=== YOUR OBJECTIVE ===
Please reproduce every record, keeping each one exactly as written.

=== DATA SUPPLIED ===
━━━━━━
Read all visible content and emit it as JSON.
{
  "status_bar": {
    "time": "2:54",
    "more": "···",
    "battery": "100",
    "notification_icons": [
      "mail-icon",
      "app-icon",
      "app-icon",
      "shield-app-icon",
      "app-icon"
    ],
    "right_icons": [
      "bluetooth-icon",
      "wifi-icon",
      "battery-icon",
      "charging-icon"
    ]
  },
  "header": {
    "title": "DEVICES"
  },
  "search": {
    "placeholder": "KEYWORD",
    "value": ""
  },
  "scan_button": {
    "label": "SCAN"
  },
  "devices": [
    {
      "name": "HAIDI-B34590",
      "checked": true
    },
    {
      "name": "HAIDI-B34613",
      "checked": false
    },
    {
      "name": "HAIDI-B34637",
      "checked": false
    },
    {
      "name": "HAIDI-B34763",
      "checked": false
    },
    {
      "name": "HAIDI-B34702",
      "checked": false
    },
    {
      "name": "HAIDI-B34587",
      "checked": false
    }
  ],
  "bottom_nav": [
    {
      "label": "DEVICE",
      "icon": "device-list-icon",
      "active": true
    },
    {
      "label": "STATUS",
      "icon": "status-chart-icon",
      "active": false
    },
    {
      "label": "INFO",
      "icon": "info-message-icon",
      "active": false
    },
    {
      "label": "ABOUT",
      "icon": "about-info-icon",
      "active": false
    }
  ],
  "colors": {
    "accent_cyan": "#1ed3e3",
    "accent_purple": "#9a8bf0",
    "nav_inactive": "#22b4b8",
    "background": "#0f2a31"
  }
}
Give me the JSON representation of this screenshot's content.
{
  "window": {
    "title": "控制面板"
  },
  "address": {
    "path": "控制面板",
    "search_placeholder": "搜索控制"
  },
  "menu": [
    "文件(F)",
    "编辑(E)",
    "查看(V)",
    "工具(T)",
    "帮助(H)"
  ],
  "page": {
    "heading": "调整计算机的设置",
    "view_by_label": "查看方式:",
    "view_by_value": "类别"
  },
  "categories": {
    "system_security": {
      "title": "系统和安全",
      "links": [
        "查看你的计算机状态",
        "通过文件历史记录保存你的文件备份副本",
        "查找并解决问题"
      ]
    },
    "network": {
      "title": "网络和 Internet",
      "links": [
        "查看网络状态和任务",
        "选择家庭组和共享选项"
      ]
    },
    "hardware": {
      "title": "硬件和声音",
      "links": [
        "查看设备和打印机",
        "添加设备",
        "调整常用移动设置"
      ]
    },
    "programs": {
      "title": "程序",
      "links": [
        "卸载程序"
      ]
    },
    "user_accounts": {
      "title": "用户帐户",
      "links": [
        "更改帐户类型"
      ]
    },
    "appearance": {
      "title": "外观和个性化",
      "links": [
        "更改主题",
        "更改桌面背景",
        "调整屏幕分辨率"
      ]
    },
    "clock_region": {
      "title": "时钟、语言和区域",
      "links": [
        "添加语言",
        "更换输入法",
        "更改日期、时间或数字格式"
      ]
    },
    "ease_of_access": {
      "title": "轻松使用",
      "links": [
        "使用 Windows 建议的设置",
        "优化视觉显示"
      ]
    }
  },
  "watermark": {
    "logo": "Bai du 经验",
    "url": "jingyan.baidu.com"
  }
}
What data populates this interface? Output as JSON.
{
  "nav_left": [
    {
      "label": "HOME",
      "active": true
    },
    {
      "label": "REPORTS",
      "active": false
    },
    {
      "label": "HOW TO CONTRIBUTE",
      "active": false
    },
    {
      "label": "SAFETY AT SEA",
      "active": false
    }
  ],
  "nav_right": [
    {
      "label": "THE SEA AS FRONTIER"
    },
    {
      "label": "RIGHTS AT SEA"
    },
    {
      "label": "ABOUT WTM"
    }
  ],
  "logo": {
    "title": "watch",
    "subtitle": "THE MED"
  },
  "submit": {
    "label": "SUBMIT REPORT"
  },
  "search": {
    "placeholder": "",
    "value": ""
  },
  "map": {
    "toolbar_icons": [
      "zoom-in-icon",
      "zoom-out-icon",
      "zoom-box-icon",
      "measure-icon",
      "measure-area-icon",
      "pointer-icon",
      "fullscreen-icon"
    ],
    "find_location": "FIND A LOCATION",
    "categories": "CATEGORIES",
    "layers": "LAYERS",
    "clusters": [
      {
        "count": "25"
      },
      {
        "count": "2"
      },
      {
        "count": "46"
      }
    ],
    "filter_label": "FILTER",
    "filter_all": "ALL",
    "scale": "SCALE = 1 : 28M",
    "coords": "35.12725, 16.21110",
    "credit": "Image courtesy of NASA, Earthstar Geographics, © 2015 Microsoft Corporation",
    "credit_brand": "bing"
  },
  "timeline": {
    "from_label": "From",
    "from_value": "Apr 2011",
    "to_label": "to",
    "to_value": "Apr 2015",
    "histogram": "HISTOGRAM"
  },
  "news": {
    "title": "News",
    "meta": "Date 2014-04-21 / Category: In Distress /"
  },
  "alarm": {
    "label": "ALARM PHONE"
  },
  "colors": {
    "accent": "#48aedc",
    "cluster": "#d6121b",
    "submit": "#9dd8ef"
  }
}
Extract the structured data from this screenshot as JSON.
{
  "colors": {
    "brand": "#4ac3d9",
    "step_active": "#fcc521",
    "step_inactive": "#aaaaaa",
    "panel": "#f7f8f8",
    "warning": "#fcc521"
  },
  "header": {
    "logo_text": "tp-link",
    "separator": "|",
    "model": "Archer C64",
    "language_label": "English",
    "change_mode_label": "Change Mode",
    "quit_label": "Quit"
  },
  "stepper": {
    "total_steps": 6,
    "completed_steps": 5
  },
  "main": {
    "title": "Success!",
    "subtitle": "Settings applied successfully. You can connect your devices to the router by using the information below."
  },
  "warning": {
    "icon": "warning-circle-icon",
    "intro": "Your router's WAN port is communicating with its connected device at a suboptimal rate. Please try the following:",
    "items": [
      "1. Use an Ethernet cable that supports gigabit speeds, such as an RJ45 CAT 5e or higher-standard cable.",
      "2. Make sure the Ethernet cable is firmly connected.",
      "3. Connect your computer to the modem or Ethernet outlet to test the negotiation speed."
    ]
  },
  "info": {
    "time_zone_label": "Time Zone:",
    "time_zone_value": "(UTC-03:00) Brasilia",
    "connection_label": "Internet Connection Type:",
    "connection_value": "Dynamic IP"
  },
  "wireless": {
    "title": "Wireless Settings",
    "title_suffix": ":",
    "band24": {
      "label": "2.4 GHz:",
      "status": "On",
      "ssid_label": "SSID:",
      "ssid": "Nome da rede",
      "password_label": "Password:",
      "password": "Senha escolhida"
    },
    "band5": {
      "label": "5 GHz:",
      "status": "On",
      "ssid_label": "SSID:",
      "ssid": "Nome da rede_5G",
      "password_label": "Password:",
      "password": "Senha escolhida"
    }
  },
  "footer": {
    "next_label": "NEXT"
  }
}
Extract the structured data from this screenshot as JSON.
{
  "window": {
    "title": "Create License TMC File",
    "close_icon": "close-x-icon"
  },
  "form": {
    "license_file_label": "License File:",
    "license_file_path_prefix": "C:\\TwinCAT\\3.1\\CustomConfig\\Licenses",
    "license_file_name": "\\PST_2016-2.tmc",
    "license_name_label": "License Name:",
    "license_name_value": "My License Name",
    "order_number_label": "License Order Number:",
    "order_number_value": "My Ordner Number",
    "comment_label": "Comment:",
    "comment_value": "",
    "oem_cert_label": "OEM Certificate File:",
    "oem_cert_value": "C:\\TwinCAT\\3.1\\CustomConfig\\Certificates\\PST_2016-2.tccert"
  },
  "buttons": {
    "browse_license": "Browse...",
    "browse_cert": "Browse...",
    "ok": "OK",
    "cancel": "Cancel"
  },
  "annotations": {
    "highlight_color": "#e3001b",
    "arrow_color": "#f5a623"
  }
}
━━━━━━
=== TASK RESPONSE ===
Read all visible content and emit it as JSON.
{
  "status_bar": {
    "time": "2:54",
    "more": "···",
    "battery": "100",
    "notification_icons": [
      "mail-icon",
      "app-icon",
      "app-icon",
      "shield-app-icon",
      "app-icon"
    ],
    "right_icons": [
      "bluetooth-icon",
      "wifi-icon",
      "battery-icon",
      "charging-icon"
    ]
  },
  "header": {
    "title": "DEVICES"
  },
  "search": {
    "placeholder": "KEYWORD",
    "value": ""
  },
  "scan_button": {
    "label": "SCAN"
  },
  "devices": [
    {
      "name": "HAIDI-B34590",
      "checked": true
    },
    {
      "name": "HAIDI-B34613",
      "checked": false
    },
    {
      "name": "HAIDI-B34637",
      "checked": false
    },
    {
      "name": "HAIDI-B34763",
      "checked": false
    },
    {
      "name": "HAIDI-B34702",
      "checked": false
    },
    {
      "name": "HAIDI-B34587",
      "checked": false
    }
  ],
  "bottom_nav": [
    {
      "label": "DEVICE",
      "icon": "device-list-icon",
      "active": true
    },
    {
      "label": "STATUS",
      "icon": "status-chart-icon",
      "active": false
    },
    {
      "label": "INFO",
      "icon": "info-message-icon",
      "active": false
    },
    {
      "label": "ABOUT",
      "icon": "about-info-icon",
      "active": false
    }
  ],
  "colors": {
    "accent_cyan": "#1ed3e3",
    "accent_purple": "#9a8bf0",
    "nav_inactive": "#22b4b8",
    "background": "#0f2a31"
  }
}
Give me the JSON representation of this screenshot's content.
{
  "window": {
    "title": "控制面板"
  },
  "address": {
    "path": "控制面板",
    "search_placeholder": "搜索控制"
  },
  "menu": [
    "文件(F)",
    "编辑(E)",
    "查看(V)",
    "工具(T)",
    "帮助(H)"
  ],
  "page": {
    "heading": "调整计算机的设置",
    "view_by_label": "查看方式:",
    "view_by_value": "类别"
  },
  "categories": {
    "system_security": {
      "title": "系统和安全",
      "links": [
        "查看你的计算机状态",
        "通过文件历史记录保存你的文件备份副本",
        "查找并解决问题"
      ]
    },
    "network": {
      "title": "网络和 Internet",
      "links": [
        "查看网络状态和任务",
        "选择家庭组和共享选项"
      ]
    },
    "hardware": {
      "title": "硬件和声音",
      "links": [
        "查看设备和打印机",
        "添加设备",
        "调整常用移动设置"
      ]
    },
    "programs": {
      "title": "程序",
      "links": [
        "卸载程序"
      ]
    },
    "user_accounts": {
      "title": "用户帐户",
      "links": [
        "更改帐户类型"
      ]
    },
    "appearance": {
      "title": "外观和个性化",
      "links": [
        "更改主题",
        "更改桌面背景",
        "调整屏幕分辨率"
      ]
    },
    "clock_region": {
      "title": "时钟、语言和区域",
      "links": [
        "添加语言",
        "更换输入法",
        "更改日期、时间或数字格式"
      ]
    },
    "ease_of_access": {
      "title": "轻松使用",
      "links": [
        "使用 Windows 建议的设置",
        "优化视觉显示"
      ]
    }
  },
  "watermark": {
    "logo": "Bai du 经验",
    "url": "jingyan.baidu.com"
  }
}
What data populates this interface? Output as JSON.
{
  "nav_left": [
    {
      "label": "HOME",
      "active": true
    },
    {
      "label": "REPORTS",
      "active": false
    },
    {
      "label": "HOW TO CONTRIBUTE",
      "active": false
    },
    {
      "label": "SAFETY AT SEA",
      "active": false
    }
  ],
  "nav_right": [
    {
      "label": "THE SEA AS FRONTIER"
    },
    {
      "label": "RIGHTS AT SEA"
    },
    {
      "label": "ABOUT WTM"
    }
  ],
  "logo": {
    "title": "watch",
    "subtitle": "THE MED"
  },
  "submit": {
    "label": "SUBMIT REPORT"
  },
  "search": {
    "placeholder": "",
    "value": ""
  },
  "map": {
    "toolbar_icons": [
      "zoom-in-icon",
      "zoom-out-icon",
      "zoom-box-icon",
      "measure-icon",
      "measure-area-icon",
      "pointer-icon",
      "fullscreen-icon"
    ],
    "find_location": "FIND A LOCATION",
    "categories": "CATEGORIES",
    "layers": "LAYERS",
    "clusters": [
      {
        "count": "25"
      },
      {
        "count": "2"
      },
      {
        "count": "46"
      }
    ],
    "filter_label": "FILTER",
    "filter_all": "ALL",
    "scale": "SCALE = 1 : 28M",
    "coords": "35.12725, 16.21110",
    "credit": "Image courtesy of NASA, Earthstar Geographics, © 2015 Microsoft Corporation",
    "credit_brand": "bing"
  },
  "timeline": {
    "from_label": "From",
    "from_value": "Apr 2011",
    "to_label": "to",
    "to_value": "Apr 2015",
    "histogram": "HISTOGRAM"
  },
  "news": {
    "title": "News",
    "meta": "Date 2014-04-21 / Category: In Distress /"
  },
  "alarm": {
    "label": "ALARM PHONE"
  },
  "colors": {
    "accent": "#48aedc",
    "cluster": "#d6121b",
    "submit": "#9dd8ef"
  }
}
Extract the structured data from this screenshot as JSON.
{
  "colors": {
    "brand": "#4ac3d9",
    "step_active": "#fcc521",
    "step_inactive": "#aaaaaa",
    "panel": "#f7f8f8",
    "warning": "#fcc521"
  },
  "header": {
    "logo_text": "tp-link",
    "separator": "|",
    "model": "Archer C64",
    "language_label": "English",
    "change_mode_label": "Change Mode",
    "quit_label": "Quit"
  },
  "stepper": {
    "total_steps": 6,
    "completed_steps": 5
  },
  "main": {
    "title": "Success!",
    "subtitle": "Settings applied successfully. You can connect your devices to the router by using the information below."
  },
  "warning": {
    "icon": "warning-circle-icon",
    "intro": "Your router's WAN port is communicating with its connected device at a suboptimal rate. Please try the following:",
    "items": [
      "1. Use an Ethernet cable that supports gigabit speeds, such as an RJ45 CAT 5e or higher-standard cable.",
      "2. Make sure the Ethernet cable is firmly connected.",
      "3. Connect your computer to the modem or Ethernet outlet to test the negotiation speed."
    ]
  },
  "info": {
    "time_zone_label": "Time Zone:",
    "time_zone_value": "(UTC-03:00) Brasilia",
    "connection_label": "Internet Connection Type:",
    "connection_value": "Dynamic IP"
  },
  "wireless": {
    "title": "Wireless Settings",
    "title_suffix": ":",
    "band24": {
      "label": "2.4 GHz:",
      "status": "On",
      "ssid_label": "SSID:",
      "ssid": "Nome da rede",
      "password_label": "Password:",
      "password": "Senha escolhida"
    },
    "band5": {
      "label": "5 GHz:",
      "status": "On",
      "ssid_label": "SSID:",
      "ssid": "Nome da rede_5G",
      "password_label": "Password:",
      "password": "Senha escolhida"
    }
  },
  "footer": {
    "next_label": "NEXT"
  }
}
Extract the structured data from this screenshot as JSON.
{
  "window": {
    "title": "Create License TMC File",
    "close_icon": "close-x-icon"
  },
  "form": {
    "license_file_label": "License File:",
    "license_file_path_prefix": "C:\\TwinCAT\\3.1\\CustomConfig\\Licenses",
    "license_file_name": "\\PST_2016-2.tmc",
    "license_name_label": "License Name:",
    "license_name_value": "My License Name",
    "order_number_label": "License Order Number:",
    "order_number_value": "My Ordner Number",
    "comment_label": "Comment:",
    "comment_value": "",
    "oem_cert_label": "OEM Certificate File:",
    "oem_cert_value": "C:\\TwinCAT\\3.1\\CustomConfig\\Certificates\\PST_2016-2.tccert"
  },
  "buttons": {
    "browse_license": "Browse...",
    "browse_cert": "Browse...",
    "ok": "OK",
    "cancel": "Cancel"
  },
  "annotations": {
    "highlight_color": "#e3001b",
    "arrow_color": "#f5a623"
  }
}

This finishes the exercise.